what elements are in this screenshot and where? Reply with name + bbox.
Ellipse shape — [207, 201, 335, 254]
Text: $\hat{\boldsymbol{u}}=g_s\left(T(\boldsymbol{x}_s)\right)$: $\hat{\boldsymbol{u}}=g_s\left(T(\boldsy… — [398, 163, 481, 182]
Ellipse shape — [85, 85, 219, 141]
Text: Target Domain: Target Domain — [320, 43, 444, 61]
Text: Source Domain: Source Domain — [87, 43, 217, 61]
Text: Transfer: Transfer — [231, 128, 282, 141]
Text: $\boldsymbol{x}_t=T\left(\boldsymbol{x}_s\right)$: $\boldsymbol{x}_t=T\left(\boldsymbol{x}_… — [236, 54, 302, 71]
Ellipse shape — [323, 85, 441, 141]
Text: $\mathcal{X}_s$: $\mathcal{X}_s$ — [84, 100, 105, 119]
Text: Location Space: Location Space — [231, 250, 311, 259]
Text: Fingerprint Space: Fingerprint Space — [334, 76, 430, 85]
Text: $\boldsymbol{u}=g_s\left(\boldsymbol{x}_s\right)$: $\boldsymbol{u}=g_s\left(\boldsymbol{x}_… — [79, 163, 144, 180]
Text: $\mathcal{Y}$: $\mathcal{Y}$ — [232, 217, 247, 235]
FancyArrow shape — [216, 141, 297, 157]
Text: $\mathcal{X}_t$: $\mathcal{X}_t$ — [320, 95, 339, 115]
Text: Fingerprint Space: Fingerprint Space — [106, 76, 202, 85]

[TASK INSTRUCTIONS] Update the rows above by replacing every "Fingerprint Space" with "Signal Space", keeping everything else the same.

[SOLUTION FOR THIS TASK]
what elements are in this screenshot and where? Reply with name + bbox.
Ellipse shape — [207, 201, 335, 254]
Text: $\hat{\boldsymbol{u}}=g_s\left(T(\boldsymbol{x}_s)\right)$: $\hat{\boldsymbol{u}}=g_s\left(T(\boldsy… — [398, 163, 481, 182]
Ellipse shape — [85, 85, 219, 141]
Text: Target Domain: Target Domain — [320, 43, 444, 61]
Text: Source Domain: Source Domain — [87, 43, 217, 61]
Text: Transfer: Transfer — [231, 128, 282, 141]
Text: $\boldsymbol{x}_t=T\left(\boldsymbol{x}_s\right)$: $\boldsymbol{x}_t=T\left(\boldsymbol{x}_… — [236, 54, 302, 71]
Ellipse shape — [323, 85, 441, 141]
Text: $\mathcal{X}_s$: $\mathcal{X}_s$ — [84, 100, 105, 119]
Text: Location Space: Location Space — [231, 250, 311, 259]
Text: Signal Space: Signal Space — [334, 76, 430, 85]
Text: $\boldsymbol{u}=g_s\left(\boldsymbol{x}_s\right)$: $\boldsymbol{u}=g_s\left(\boldsymbol{x}_… — [79, 163, 144, 180]
Text: $\mathcal{Y}$: $\mathcal{Y}$ — [232, 217, 247, 235]
FancyArrow shape — [216, 141, 297, 157]
Text: $\mathcal{X}_t$: $\mathcal{X}_t$ — [320, 95, 339, 115]
Text: Signal Space: Signal Space — [106, 76, 202, 85]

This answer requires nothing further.